## What you have to do
Start at the first line of the records and stop after the line containing "footer-author: Sylwia Bujkiewicz". Write those lines out again with "screenshot" swapped for "slide" and nothing else altered.

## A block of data
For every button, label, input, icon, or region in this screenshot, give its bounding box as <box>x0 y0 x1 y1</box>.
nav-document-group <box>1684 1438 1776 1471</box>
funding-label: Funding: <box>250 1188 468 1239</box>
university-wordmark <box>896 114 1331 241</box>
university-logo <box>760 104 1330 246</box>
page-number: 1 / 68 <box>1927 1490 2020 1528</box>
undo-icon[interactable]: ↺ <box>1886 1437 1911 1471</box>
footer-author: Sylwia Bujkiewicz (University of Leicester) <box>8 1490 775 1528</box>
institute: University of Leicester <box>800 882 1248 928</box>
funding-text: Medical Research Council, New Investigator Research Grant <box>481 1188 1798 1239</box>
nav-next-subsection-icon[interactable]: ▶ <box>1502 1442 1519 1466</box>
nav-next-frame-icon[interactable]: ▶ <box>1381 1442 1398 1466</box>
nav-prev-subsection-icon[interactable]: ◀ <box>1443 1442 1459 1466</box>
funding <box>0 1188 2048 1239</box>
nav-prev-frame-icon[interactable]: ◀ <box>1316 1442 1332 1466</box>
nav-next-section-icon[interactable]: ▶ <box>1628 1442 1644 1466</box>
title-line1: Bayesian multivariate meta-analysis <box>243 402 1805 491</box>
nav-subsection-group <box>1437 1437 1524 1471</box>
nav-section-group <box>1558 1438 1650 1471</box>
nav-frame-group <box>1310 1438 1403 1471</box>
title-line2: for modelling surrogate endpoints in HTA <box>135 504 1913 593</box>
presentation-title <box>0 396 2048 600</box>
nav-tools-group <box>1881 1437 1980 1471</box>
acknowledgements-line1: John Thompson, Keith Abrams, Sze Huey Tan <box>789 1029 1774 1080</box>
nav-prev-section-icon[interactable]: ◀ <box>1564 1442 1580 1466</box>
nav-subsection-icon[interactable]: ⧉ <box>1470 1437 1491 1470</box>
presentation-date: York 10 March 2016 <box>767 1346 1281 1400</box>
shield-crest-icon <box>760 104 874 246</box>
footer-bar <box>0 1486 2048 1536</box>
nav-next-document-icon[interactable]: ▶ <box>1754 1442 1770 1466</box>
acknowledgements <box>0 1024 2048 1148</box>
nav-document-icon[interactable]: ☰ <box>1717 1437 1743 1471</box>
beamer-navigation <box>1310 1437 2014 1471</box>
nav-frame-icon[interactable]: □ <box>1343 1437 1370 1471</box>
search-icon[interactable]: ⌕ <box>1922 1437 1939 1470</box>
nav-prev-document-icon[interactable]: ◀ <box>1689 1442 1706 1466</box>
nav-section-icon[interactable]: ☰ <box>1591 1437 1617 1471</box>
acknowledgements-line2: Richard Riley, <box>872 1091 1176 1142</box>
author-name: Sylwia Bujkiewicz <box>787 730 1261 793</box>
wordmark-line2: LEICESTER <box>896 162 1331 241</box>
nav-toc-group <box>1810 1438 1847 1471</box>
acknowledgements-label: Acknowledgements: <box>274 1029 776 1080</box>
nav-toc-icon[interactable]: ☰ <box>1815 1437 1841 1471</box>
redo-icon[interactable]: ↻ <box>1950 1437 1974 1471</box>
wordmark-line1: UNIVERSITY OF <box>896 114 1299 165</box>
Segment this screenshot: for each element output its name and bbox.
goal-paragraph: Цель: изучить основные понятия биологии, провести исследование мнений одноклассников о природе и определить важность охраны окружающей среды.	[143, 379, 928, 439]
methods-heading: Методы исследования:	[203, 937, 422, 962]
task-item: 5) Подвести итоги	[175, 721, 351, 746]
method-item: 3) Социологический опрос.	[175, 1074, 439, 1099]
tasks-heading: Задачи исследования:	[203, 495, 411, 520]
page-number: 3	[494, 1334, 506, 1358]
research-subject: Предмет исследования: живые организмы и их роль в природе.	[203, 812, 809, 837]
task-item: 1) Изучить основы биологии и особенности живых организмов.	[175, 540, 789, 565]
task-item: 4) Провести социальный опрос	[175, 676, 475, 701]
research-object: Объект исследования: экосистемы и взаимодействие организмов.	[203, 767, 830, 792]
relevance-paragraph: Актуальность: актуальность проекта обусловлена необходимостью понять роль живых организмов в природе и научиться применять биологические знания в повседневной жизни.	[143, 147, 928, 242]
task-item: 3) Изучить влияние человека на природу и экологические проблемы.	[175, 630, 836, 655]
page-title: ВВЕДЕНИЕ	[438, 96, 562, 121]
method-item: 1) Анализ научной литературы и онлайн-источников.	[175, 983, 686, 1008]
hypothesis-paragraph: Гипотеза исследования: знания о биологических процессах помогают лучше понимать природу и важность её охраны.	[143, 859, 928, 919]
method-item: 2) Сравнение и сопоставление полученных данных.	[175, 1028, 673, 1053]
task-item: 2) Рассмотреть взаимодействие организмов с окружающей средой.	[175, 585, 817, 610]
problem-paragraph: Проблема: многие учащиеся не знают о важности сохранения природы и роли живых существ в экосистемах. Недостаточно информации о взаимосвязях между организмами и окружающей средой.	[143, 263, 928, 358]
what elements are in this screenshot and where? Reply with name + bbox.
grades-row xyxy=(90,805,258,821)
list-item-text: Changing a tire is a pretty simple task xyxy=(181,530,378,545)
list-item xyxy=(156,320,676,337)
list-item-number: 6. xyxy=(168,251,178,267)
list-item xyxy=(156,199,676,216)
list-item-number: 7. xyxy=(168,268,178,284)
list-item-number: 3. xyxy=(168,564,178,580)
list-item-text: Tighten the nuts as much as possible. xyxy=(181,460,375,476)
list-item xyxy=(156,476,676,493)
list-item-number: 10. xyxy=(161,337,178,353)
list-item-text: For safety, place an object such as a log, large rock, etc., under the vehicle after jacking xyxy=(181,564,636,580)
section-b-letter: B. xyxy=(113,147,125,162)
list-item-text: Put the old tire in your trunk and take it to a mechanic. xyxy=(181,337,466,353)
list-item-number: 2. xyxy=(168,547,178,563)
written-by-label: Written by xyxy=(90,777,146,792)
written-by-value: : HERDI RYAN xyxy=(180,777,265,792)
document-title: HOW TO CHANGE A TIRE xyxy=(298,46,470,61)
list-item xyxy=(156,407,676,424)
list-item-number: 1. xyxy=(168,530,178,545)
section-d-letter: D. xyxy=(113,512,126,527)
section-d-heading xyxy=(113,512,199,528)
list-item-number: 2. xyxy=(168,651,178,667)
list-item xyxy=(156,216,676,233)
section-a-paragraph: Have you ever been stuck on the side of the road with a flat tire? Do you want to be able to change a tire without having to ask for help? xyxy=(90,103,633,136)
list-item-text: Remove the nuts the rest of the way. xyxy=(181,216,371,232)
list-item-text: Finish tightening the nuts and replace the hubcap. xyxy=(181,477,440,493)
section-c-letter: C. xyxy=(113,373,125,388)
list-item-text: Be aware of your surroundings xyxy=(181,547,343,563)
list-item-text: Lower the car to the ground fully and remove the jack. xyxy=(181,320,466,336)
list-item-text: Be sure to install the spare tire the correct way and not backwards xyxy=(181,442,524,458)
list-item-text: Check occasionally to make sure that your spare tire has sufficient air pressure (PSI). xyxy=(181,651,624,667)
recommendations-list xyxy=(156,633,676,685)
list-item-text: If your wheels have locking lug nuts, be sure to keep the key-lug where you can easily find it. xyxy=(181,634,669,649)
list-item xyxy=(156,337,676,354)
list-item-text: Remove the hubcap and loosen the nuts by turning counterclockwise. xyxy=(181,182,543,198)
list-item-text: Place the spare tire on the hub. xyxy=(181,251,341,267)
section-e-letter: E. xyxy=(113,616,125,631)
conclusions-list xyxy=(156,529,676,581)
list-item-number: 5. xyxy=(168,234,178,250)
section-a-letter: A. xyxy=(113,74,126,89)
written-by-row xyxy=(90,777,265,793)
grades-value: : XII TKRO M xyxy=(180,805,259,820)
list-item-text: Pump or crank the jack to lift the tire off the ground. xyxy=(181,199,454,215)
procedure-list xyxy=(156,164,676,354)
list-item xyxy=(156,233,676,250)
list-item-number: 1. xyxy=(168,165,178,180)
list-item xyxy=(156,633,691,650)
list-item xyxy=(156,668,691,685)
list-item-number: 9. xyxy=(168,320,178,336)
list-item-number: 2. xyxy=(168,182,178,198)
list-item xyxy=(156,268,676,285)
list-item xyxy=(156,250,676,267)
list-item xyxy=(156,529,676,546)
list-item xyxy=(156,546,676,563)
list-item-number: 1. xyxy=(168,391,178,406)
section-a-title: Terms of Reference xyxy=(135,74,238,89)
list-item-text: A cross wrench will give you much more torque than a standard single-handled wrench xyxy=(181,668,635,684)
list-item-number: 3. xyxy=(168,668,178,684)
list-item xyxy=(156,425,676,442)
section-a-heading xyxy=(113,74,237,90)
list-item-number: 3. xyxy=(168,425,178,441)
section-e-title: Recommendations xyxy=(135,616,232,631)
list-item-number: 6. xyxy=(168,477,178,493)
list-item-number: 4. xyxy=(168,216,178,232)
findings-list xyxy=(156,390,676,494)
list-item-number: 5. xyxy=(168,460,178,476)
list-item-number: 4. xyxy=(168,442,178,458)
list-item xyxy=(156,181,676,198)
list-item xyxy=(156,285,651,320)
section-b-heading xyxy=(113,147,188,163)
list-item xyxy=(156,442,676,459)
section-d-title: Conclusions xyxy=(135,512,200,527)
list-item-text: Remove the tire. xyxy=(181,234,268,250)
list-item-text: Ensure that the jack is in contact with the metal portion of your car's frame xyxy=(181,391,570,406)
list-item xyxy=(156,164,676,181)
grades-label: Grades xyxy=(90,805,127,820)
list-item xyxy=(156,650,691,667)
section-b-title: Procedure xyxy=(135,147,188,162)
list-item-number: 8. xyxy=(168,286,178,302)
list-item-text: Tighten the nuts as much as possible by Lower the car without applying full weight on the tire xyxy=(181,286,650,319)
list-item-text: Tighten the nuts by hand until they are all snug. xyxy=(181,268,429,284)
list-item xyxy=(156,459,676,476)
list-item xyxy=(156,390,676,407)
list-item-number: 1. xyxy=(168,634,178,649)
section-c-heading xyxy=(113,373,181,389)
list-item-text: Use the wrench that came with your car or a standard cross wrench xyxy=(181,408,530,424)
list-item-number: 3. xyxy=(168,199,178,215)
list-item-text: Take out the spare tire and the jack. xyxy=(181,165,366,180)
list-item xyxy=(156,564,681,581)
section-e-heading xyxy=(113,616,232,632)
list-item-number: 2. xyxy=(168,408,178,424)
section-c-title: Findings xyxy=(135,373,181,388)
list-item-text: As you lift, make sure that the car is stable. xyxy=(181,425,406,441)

## Task solution
For every button, label, input, icon, or region in this slide, give its bounding box as <box>x0 y0 x1 y1</box>.
nav-document-group <box>1684 1438 1776 1471</box>
funding-label: Funding: <box>250 1188 468 1239</box>
university-wordmark <box>896 114 1331 241</box>
university-logo <box>760 104 1330 246</box>
page-number: 1 / 68 <box>1927 1490 2020 1528</box>
undo-icon[interactable]: ↺ <box>1886 1437 1911 1471</box>
footer-author: Sylwia Bujkiewicz (University of Leicester) <box>8 1490 775 1528</box>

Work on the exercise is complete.